WORK TO DO ▸ Reproduce the records. Keep every word exact and include no images.

RECORDED DATA ▸
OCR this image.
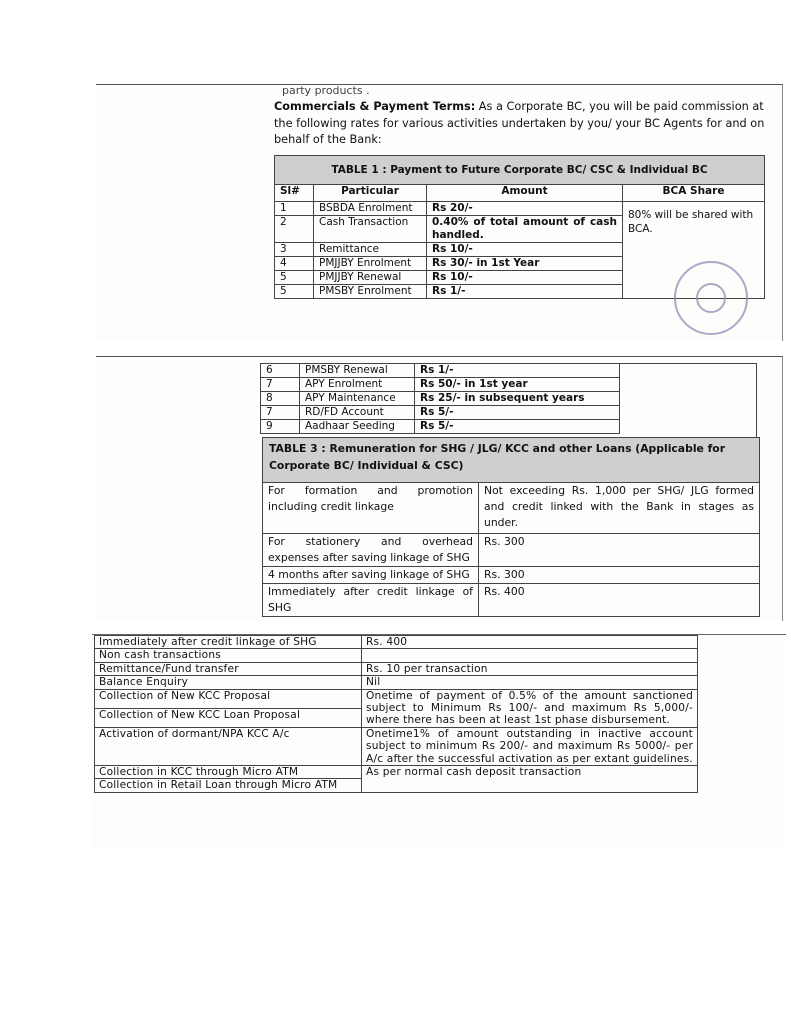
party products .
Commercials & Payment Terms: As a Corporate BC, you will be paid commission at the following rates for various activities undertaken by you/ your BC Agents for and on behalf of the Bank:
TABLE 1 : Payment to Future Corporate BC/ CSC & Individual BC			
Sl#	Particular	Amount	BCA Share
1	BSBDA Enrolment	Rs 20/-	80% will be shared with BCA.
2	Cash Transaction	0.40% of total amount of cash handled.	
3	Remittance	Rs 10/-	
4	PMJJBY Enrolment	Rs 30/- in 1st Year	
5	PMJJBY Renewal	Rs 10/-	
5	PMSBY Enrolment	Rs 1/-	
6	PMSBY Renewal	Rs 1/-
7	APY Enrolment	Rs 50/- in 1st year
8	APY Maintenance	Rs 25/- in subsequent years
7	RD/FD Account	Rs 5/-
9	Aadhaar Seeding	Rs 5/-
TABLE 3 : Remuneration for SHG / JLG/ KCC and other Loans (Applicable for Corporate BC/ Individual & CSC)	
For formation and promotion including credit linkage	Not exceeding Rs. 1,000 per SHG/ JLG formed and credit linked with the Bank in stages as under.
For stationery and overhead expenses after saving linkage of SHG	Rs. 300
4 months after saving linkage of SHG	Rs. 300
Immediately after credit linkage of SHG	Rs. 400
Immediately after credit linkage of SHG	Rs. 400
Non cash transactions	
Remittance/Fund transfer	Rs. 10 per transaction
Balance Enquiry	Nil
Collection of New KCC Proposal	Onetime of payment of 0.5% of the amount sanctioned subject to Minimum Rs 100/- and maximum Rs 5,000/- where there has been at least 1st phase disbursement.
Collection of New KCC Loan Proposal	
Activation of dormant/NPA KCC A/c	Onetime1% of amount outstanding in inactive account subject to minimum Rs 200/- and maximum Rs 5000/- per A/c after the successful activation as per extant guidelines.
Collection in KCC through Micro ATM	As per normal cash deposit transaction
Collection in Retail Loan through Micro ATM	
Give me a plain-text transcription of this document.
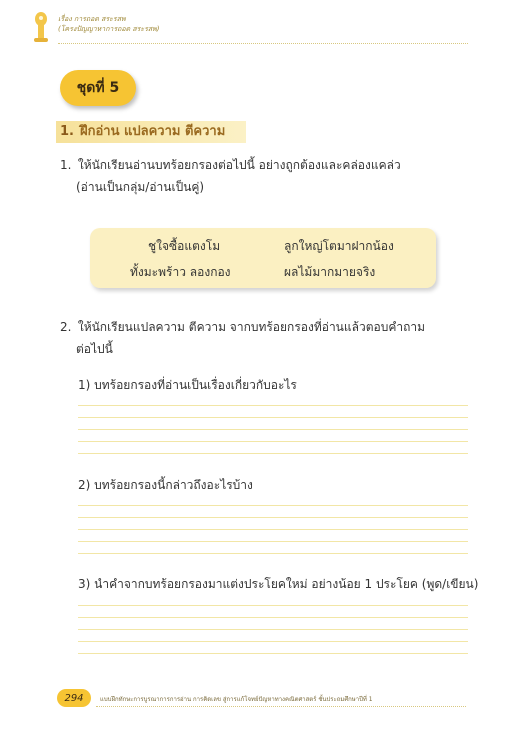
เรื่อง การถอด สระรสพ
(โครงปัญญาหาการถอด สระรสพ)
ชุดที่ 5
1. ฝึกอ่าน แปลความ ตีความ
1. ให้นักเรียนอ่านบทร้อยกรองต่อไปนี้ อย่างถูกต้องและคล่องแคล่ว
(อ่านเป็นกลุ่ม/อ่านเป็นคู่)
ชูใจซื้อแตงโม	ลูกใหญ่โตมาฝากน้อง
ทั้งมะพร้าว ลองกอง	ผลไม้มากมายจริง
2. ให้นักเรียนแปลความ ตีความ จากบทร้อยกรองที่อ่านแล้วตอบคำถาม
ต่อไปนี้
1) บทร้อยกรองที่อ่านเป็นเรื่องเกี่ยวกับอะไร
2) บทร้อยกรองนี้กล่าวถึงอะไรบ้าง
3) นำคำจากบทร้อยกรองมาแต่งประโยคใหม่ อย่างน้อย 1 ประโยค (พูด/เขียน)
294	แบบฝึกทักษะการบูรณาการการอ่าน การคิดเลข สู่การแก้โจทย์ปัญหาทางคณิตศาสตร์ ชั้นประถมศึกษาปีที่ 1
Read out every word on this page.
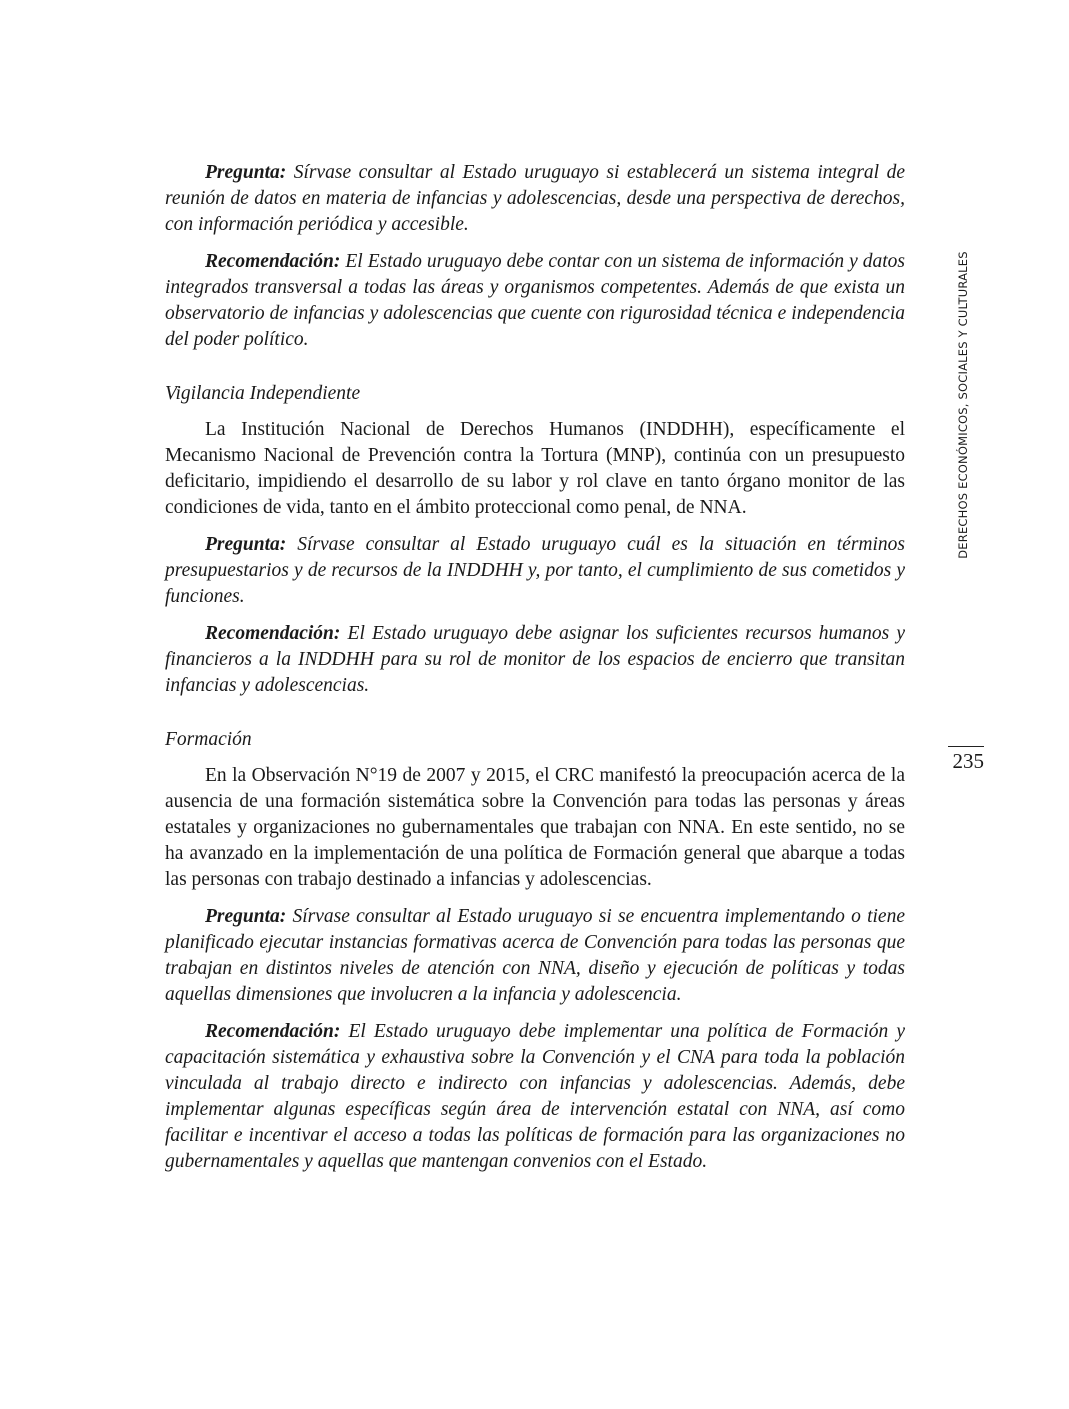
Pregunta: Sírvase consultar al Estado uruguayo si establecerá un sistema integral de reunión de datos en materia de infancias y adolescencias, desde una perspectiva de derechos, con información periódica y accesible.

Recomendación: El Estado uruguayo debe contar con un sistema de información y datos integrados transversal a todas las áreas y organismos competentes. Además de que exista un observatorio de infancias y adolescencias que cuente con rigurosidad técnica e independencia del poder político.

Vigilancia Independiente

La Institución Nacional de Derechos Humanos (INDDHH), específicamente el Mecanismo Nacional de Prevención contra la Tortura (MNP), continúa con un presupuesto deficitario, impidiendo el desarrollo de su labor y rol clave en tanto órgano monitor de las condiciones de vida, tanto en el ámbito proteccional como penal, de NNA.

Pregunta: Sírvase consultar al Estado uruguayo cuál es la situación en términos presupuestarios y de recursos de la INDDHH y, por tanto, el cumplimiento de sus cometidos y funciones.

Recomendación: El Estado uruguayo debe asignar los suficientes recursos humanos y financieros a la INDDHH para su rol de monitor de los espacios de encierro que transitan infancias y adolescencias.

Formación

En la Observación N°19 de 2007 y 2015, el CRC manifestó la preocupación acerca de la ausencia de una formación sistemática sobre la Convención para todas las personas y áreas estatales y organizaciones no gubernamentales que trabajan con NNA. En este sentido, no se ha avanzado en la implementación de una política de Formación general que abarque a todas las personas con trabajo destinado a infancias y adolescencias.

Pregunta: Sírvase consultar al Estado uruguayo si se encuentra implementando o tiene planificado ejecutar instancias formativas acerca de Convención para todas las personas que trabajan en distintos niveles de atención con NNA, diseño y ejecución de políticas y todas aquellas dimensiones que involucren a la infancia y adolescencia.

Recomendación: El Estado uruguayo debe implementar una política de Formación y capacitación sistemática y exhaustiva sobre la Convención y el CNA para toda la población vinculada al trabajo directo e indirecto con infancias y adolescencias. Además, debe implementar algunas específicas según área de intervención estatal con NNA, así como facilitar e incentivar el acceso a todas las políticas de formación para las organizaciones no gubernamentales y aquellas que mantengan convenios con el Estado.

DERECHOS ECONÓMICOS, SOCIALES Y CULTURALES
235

COMPLETE RESPONSE ▸
OCR this image.
party products .
Commercials & Payment Terms: As a Corporate BC, you will be paid commission at the following rates for various activities undertaken by you/ your BC Agents for and on behalf of the Bank:
TABLE 1 : Payment to Future Corporate BC/ CSC & Individual BC			
Sl#	Particular	Amount	BCA Share
1	BSBDA Enrolment	Rs 20/-	80% will be shared with BCA.
2	Cash Transaction	0.40% of total amount of cash handled.	
3	Remittance	Rs 10/-	
4	PMJJBY Enrolment	Rs 30/- in 1st Year	
5	PMJJBY Renewal	Rs 10/-	
5	PMSBY Enrolment	Rs 1/-	
6	PMSBY Renewal	Rs 1/-
7	APY Enrolment	Rs 50/- in 1st year
8	APY Maintenance	Rs 25/- in subsequent years
7	RD/FD Account	Rs 5/-
9	Aadhaar Seeding	Rs 5/-
TABLE 3 : Remuneration for SHG / JLG/ KCC and other Loans (Applicable for Corporate BC/ Individual & CSC)	
For formation and promotion including credit linkage	Not exceeding Rs. 1,000 per SHG/ JLG formed and credit linked with the Bank in stages as under.
For stationery and overhead expenses after saving linkage of SHG	Rs. 300
4 months after saving linkage of SHG	Rs. 300
Immediately after credit linkage of SHG	Rs. 400
Immediately after credit linkage of SHG	Rs. 400
Non cash transactions	
Remittance/Fund transfer	Rs. 10 per transaction
Balance Enquiry	Nil
Collection of New KCC Proposal	Onetime of payment of 0.5% of the amount sanctioned subject to Minimum Rs 100/- and maximum Rs 5,000/- where there has been at least 1st phase disbursement.
Collection of New KCC Loan Proposal	
Activation of dormant/NPA KCC A/c	Onetime1% of amount outstanding in inactive account subject to minimum Rs 200/- and maximum Rs 5000/- per A/c after the successful activation as per extant guidelines.
Collection in KCC through Micro ATM	As per normal cash deposit transaction
Collection in Retail Loan through Micro ATM	
Give me a plain-text transcription of this document.
เรื่อง การถอด สระรสพ
(โครงปัญญาหาการถอด สระรสพ)
ชุดที่ 5
1. ฝึกอ่าน แปลความ ตีความ
1. ให้นักเรียนอ่านบทร้อยกรองต่อไปนี้ อย่างถูกต้องและคล่องแคล่ว
(อ่านเป็นกลุ่ม/อ่านเป็นคู่)
ชูใจซื้อแตงโม	ลูกใหญ่โตมาฝากน้อง
ทั้งมะพร้าว ลองกอง	ผลไม้มากมายจริง
2. ให้นักเรียนแปลความ ตีความ จากบทร้อยกรองที่อ่านแล้วตอบคำถาม
ต่อไปนี้
1) บทร้อยกรองที่อ่านเป็นเรื่องเกี่ยวกับอะไร
2) บทร้อยกรองนี้กล่าวถึงอะไรบ้าง
3) นำคำจากบทร้อยกรองมาแต่งประโยคใหม่ อย่างน้อย 1 ประโยค (พูด/เขียน)
294	แบบฝึกทักษะการบูรณาการการอ่าน การคิดเลข สู่การแก้โจทย์ปัญหาทางคณิตศาสตร์ ชั้นประถมศึกษาปีที่ 1
Read out every word on this page.
Pregunta: Sírvase consultar al Estado uruguayo si establecerá un sistema integral de reunión de datos en materia de infancias y adolescencias, desde una perspectiva de derechos, con información periódica y accesible.

Recomendación: El Estado uruguayo debe contar con un sistema de información y datos integrados transversal a todas las áreas y organismos competentes. Además de que exista un observatorio de infancias y adolescencias que cuente con rigurosidad técnica e independencia del poder político.

Vigilancia Independiente

La Institución Nacional de Derechos Humanos (INDDHH), específicamente el Mecanismo Nacional de Prevención contra la Tortura (MNP), continúa con un presupuesto deficitario, impidiendo el desarrollo de su labor y rol clave en tanto órgano monitor de las condiciones de vida, tanto en el ámbito proteccional como penal, de NNA.

Pregunta: Sírvase consultar al Estado uruguayo cuál es la situación en términos presupuestarios y de recursos de la INDDHH y, por tanto, el cumplimiento de sus cometidos y funciones.

Recomendación: El Estado uruguayo debe asignar los suficientes recursos humanos y financieros a la INDDHH para su rol de monitor de los espacios de encierro que transitan infancias y adolescencias.

Formación

En la Observación N°19 de 2007 y 2015, el CRC manifestó la preocupación acerca de la ausencia de una formación sistemática sobre la Convención para todas las personas y áreas estatales y organizaciones no gubernamentales que trabajan con NNA. En este sentido, no se ha avanzado en la implementación de una política de Formación general que abarque a todas las personas con trabajo destinado a infancias y adolescencias.

Pregunta: Sírvase consultar al Estado uruguayo si se encuentra implementando o tiene planificado ejecutar instancias formativas acerca de Convención para todas las personas que trabajan en distintos niveles de atención con NNA, diseño y ejecución de políticas y todas aquellas dimensiones que involucren a la infancia y adolescencia.

Recomendación: El Estado uruguayo debe implementar una política de Formación y capacitación sistemática y exhaustiva sobre la Convención y el CNA para toda la población vinculada al trabajo directo e indirecto con infancias y adolescencias. Además, debe implementar algunas específicas según área de intervención estatal con NNA, así como facilitar e incentivar el acceso a todas las políticas de formación para las organizaciones no gubernamentales y aquellas que mantengan convenios con el Estado.

DERECHOS ECONÓMICOS, SOCIALES Y CULTURALES
235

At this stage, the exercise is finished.